Supplied information
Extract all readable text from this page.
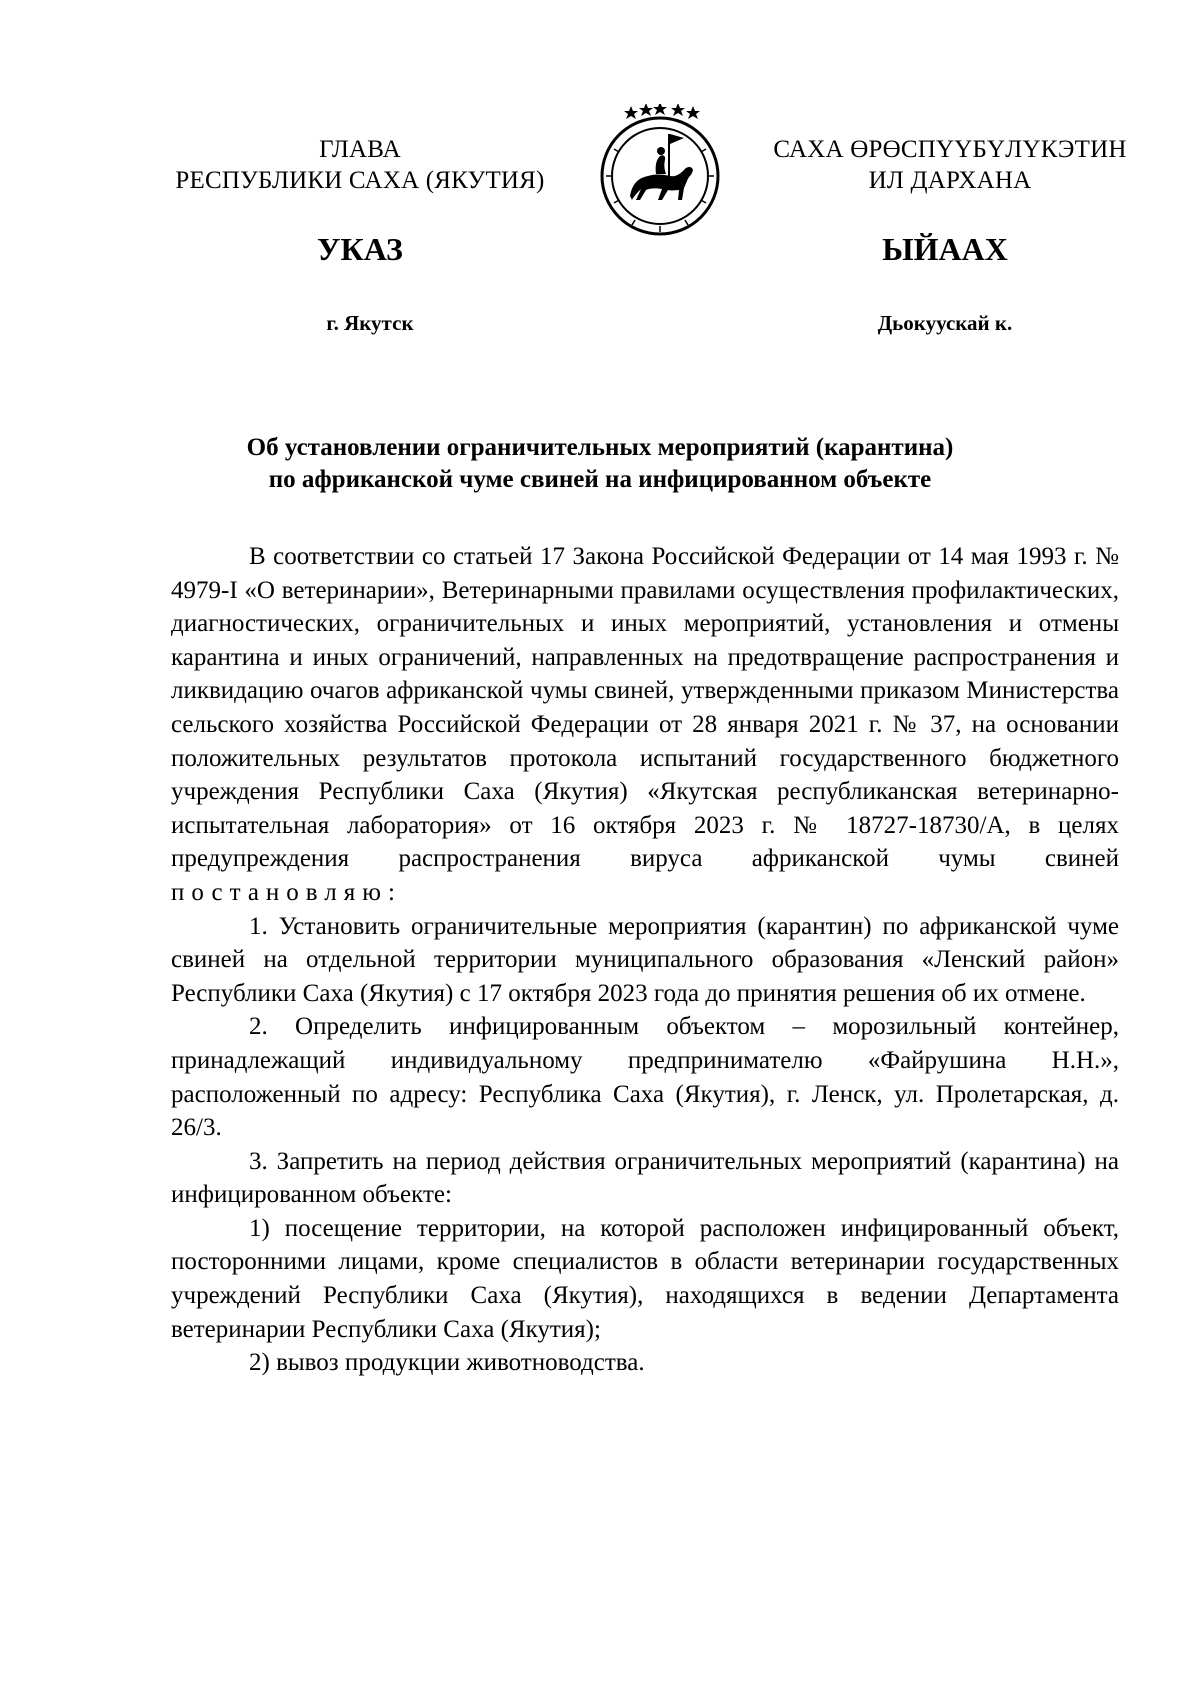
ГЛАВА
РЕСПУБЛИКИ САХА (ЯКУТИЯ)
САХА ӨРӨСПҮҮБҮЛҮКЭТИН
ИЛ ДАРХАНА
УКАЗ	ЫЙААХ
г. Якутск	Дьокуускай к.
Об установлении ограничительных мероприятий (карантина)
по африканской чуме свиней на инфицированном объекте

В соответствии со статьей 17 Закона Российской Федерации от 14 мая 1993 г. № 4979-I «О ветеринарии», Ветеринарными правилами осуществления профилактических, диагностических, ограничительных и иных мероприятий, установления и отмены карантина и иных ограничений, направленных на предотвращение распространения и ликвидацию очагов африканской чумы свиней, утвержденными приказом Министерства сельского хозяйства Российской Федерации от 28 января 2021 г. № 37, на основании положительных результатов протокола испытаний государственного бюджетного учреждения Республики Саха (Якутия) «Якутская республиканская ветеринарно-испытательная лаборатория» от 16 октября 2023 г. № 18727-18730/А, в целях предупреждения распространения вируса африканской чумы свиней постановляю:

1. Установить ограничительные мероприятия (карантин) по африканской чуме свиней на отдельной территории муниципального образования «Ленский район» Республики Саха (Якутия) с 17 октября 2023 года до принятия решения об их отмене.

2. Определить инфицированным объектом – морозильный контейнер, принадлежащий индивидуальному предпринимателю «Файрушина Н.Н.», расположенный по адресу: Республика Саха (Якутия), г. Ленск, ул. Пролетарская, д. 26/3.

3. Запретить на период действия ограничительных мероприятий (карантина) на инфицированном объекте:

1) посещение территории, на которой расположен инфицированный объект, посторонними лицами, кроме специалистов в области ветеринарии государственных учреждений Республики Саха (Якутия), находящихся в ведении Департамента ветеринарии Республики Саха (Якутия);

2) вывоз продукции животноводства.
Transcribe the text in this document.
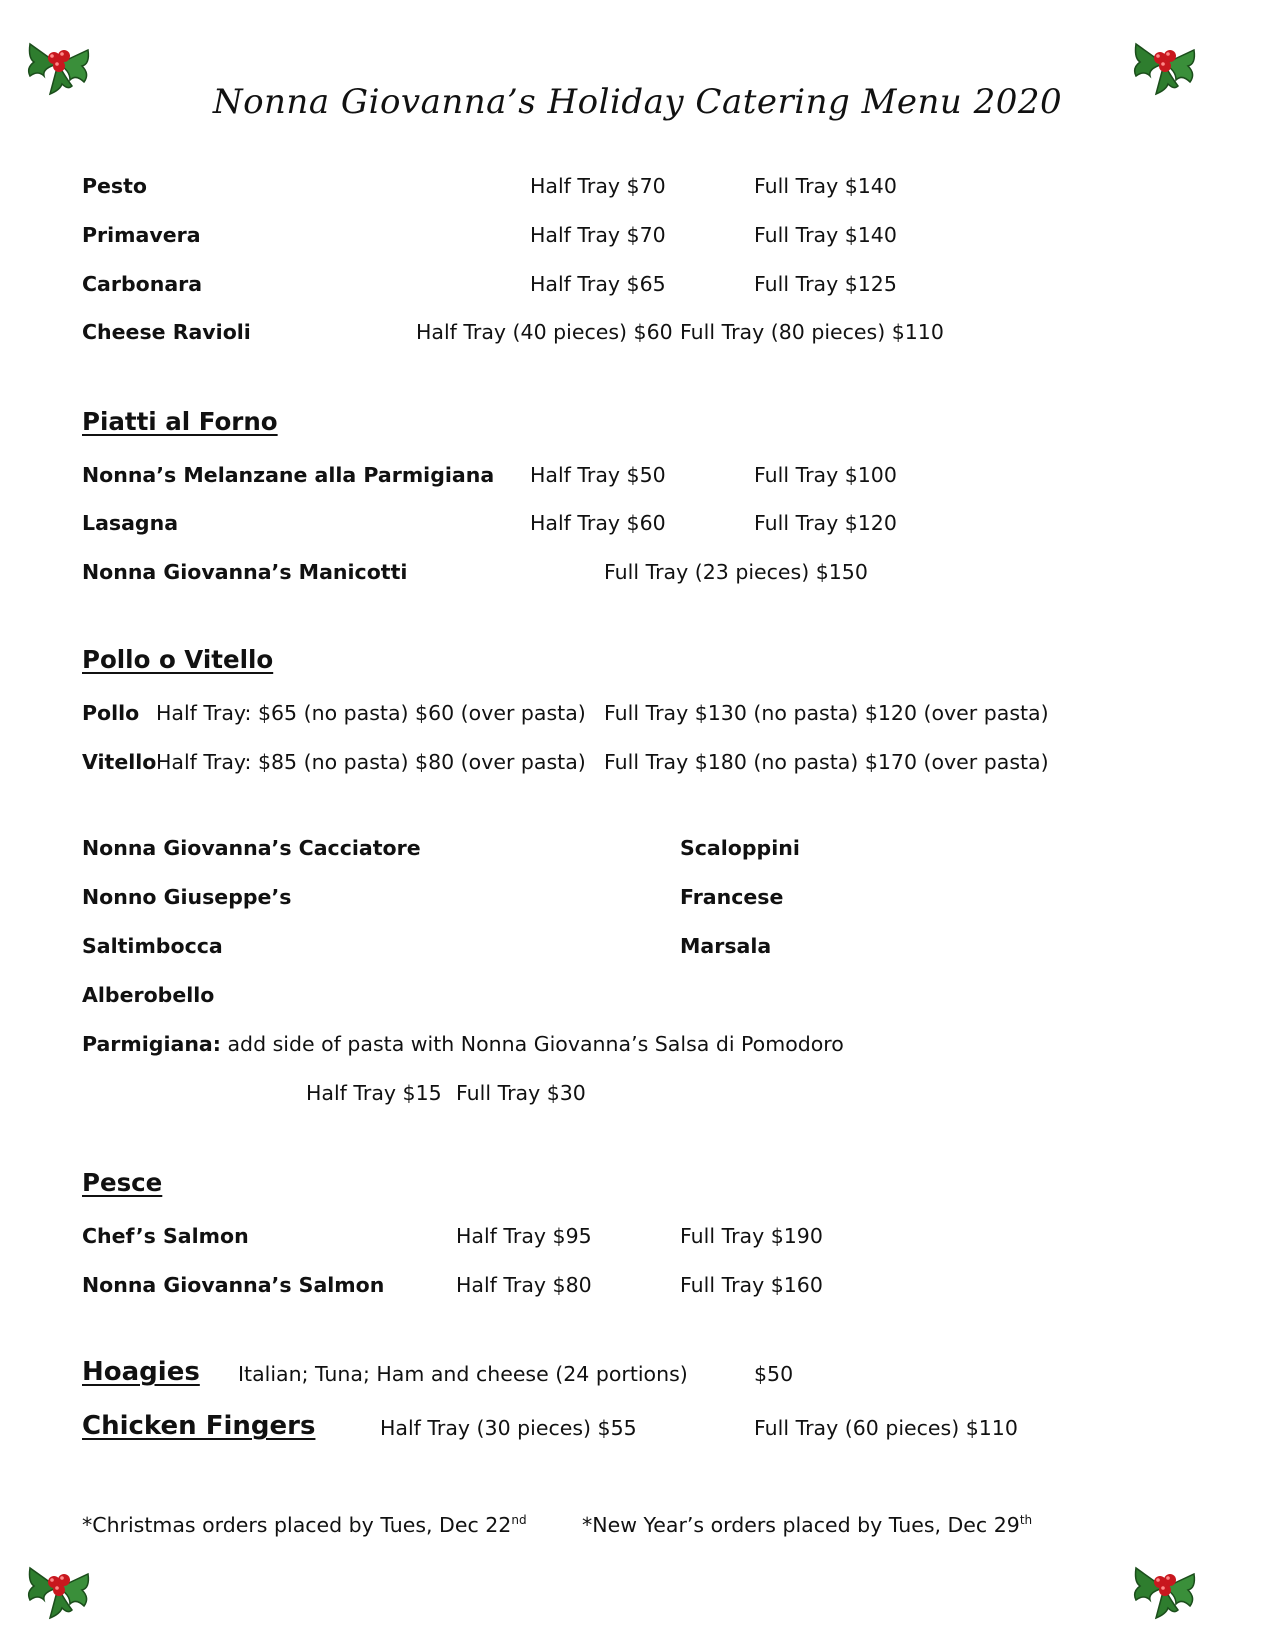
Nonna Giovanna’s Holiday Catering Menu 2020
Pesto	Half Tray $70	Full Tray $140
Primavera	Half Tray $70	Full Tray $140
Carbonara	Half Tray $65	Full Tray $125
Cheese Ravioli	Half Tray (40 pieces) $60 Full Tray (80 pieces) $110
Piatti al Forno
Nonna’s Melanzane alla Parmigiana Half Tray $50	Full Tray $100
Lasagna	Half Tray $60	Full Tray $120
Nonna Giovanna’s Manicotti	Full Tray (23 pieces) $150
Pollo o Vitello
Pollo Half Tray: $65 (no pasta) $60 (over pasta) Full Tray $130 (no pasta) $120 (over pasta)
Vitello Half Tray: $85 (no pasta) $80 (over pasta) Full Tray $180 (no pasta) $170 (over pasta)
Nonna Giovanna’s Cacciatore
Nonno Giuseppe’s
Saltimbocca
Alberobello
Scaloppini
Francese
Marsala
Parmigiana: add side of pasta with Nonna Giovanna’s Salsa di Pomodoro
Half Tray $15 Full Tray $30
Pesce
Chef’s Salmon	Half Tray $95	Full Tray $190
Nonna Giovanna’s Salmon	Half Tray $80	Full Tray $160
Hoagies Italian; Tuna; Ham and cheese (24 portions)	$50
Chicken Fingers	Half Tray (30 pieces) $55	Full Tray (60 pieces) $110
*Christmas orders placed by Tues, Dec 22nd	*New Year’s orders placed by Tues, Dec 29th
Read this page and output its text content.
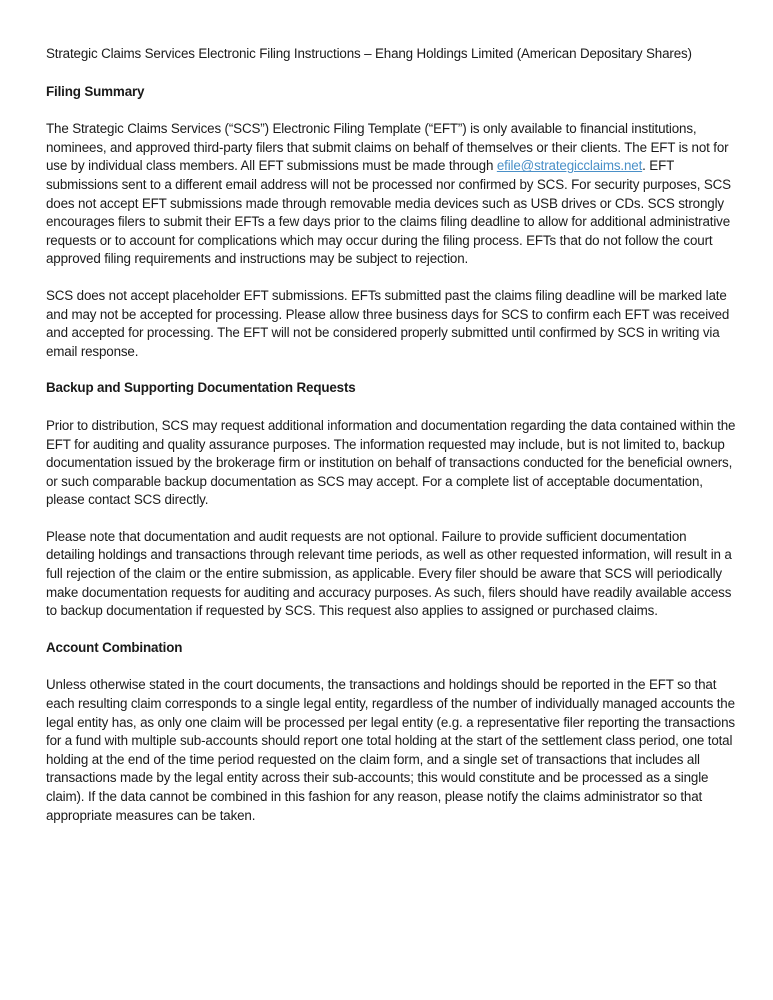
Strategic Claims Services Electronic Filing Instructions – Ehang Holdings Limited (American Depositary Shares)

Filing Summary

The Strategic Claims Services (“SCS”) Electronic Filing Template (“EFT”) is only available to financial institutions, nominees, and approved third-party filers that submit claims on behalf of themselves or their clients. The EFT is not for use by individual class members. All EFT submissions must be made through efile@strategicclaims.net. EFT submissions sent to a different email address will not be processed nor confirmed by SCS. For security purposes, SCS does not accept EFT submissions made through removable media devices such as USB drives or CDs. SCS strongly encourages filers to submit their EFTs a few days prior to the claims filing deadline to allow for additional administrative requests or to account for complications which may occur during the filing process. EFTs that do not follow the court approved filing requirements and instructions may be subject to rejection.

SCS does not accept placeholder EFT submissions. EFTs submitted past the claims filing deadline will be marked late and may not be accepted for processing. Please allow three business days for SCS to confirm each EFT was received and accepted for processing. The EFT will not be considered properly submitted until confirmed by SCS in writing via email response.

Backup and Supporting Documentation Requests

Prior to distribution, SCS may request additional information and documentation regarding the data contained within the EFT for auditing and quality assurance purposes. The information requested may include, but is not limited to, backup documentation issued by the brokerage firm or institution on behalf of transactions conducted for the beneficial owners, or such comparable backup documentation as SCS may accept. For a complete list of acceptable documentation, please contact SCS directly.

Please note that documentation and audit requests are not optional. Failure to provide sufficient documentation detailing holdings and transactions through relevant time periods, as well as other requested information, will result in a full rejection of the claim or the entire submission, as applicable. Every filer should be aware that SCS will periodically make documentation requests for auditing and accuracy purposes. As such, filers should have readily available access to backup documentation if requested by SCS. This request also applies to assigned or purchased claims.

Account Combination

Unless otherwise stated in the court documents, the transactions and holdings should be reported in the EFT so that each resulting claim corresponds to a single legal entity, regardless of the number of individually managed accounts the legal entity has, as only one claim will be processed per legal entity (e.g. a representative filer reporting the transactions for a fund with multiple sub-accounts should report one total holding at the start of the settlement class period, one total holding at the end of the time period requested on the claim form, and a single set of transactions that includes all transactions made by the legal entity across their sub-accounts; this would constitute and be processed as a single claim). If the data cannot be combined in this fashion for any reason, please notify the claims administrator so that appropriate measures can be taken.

Objective
Keep the pictures out of the copy and return the rest of the data above exactly.

Answer to this exercise
Extract all readable text from this page.
ГЛАВА
РЕСПУБЛИКИ САХА (ЯКУТИЯ)
САХА ӨРӨСПҮҮБҮЛҮКЭТИН
ИЛ ДАРХАНА
УКАЗ	ЫЙААХ
г. Якутск	Дьокуускай к.
Об установлении ограничительных мероприятий (карантина)
по африканской чуме свиней на инфицированном объекте

В соответствии со статьей 17 Закона Российской Федерации от 14 мая 1993 г. № 4979-I «О ветеринарии», Ветеринарными правилами осуществления профилактических, диагностических, ограничительных и иных мероприятий, установления и отмены карантина и иных ограничений, направленных на предотвращение распространения и ликвидацию очагов африканской чумы свиней, утвержденными приказом Министерства сельского хозяйства Российской Федерации от 28 января 2021 г. № 37, на основании положительных результатов протокола испытаний государственного бюджетного учреждения Республики Саха (Якутия) «Якутская республиканская ветеринарно-испытательная лаборатория» от 16 октября 2023 г. № 18727-18730/А, в целях предупреждения распространения вируса африканской чумы свиней постановляю:

1. Установить ограничительные мероприятия (карантин) по африканской чуме свиней на отдельной территории муниципального образования «Ленский район» Республики Саха (Якутия) с 17 октября 2023 года до принятия решения об их отмене.

2. Определить инфицированным объектом – морозильный контейнер, принадлежащий индивидуальному предпринимателю «Файрушина Н.Н.», расположенный по адресу: Республика Саха (Якутия), г. Ленск, ул. Пролетарская, д. 26/3.

3. Запретить на период действия ограничительных мероприятий (карантина) на инфицированном объекте:

1) посещение территории, на которой расположен инфицированный объект, посторонними лицами, кроме специалистов в области ветеринарии государственных учреждений Республики Саха (Якутия), находящихся в ведении Департамента ветеринарии Республики Саха (Якутия);

2) вывоз продукции животноводства.
Transcribe the text in this document.
Nonna Giovanna’s Holiday Catering Menu 2020
Pesto	Half Tray $70	Full Tray $140
Primavera	Half Tray $70	Full Tray $140
Carbonara	Half Tray $65	Full Tray $125
Cheese Ravioli	Half Tray (40 pieces) $60 Full Tray (80 pieces) $110
Piatti al Forno
Nonna’s Melanzane alla Parmigiana Half Tray $50	Full Tray $100
Lasagna	Half Tray $60	Full Tray $120
Nonna Giovanna’s Manicotti	Full Tray (23 pieces) $150
Pollo o Vitello
Pollo Half Tray: $65 (no pasta) $60 (over pasta) Full Tray $130 (no pasta) $120 (over pasta)
Vitello Half Tray: $85 (no pasta) $80 (over pasta) Full Tray $180 (no pasta) $170 (over pasta)
Nonna Giovanna’s Cacciatore
Nonno Giuseppe’s
Saltimbocca
Alberobello
Scaloppini
Francese
Marsala
Parmigiana: add side of pasta with Nonna Giovanna’s Salsa di Pomodoro
Half Tray $15 Full Tray $30
Pesce
Chef’s Salmon	Half Tray $95	Full Tray $190
Nonna Giovanna’s Salmon	Half Tray $80	Full Tray $160
Hoagies Italian; Tuna; Ham and cheese (24 portions)	$50
Chicken Fingers	Half Tray (30 pieces) $55	Full Tray (60 pieces) $110
*Christmas orders placed by Tues, Dec 22nd	*New Year’s orders placed by Tues, Dec 29th
Read this page and output its text content.
Strategic Claims Services Electronic Filing Instructions – Ehang Holdings Limited (American Depositary Shares)

Filing Summary

The Strategic Claims Services (“SCS”) Electronic Filing Template (“EFT”) is only available to financial institutions, nominees, and approved third-party filers that submit claims on behalf of themselves or their clients. The EFT is not for use by individual class members. All EFT submissions must be made through efile@strategicclaims.net. EFT submissions sent to a different email address will not be processed nor confirmed by SCS. For security purposes, SCS does not accept EFT submissions made through removable media devices such as USB drives or CDs. SCS strongly encourages filers to submit their EFTs a few days prior to the claims filing deadline to allow for additional administrative requests or to account for complications which may occur during the filing process. EFTs that do not follow the court approved filing requirements and instructions may be subject to rejection.

SCS does not accept placeholder EFT submissions. EFTs submitted past the claims filing deadline will be marked late and may not be accepted for processing. Please allow three business days for SCS to confirm each EFT was received and accepted for processing. The EFT will not be considered properly submitted until confirmed by SCS in writing via email response.

Backup and Supporting Documentation Requests

Prior to distribution, SCS may request additional information and documentation regarding the data contained within the EFT for auditing and quality assurance purposes. The information requested may include, but is not limited to, backup documentation issued by the brokerage firm or institution on behalf of transactions conducted for the beneficial owners, or such comparable backup documentation as SCS may accept. For a complete list of acceptable documentation, please contact SCS directly.

Please note that documentation and audit requests are not optional. Failure to provide sufficient documentation detailing holdings and transactions through relevant time periods, as well as other requested information, will result in a full rejection of the claim or the entire submission, as applicable. Every filer should be aware that SCS will periodically make documentation requests for auditing and accuracy purposes. As such, filers should have readily available access to backup documentation if requested by SCS. This request also applies to assigned or purchased claims.

Account Combination

Unless otherwise stated in the court documents, the transactions and holdings should be reported in the EFT so that each resulting claim corresponds to a single legal entity, regardless of the number of individually managed accounts the legal entity has, as only one claim will be processed per legal entity (e.g. a representative filer reporting the transactions for a fund with multiple sub-accounts should report one total holding at the start of the settlement class period, one total holding at the end of the time period requested on the claim form, and a single set of transactions that includes all transactions made by the legal entity across their sub-accounts; this would constitute and be processed as a single claim). If the data cannot be combined in this fashion for any reason, please notify the claims administrator so that appropriate measures can be taken.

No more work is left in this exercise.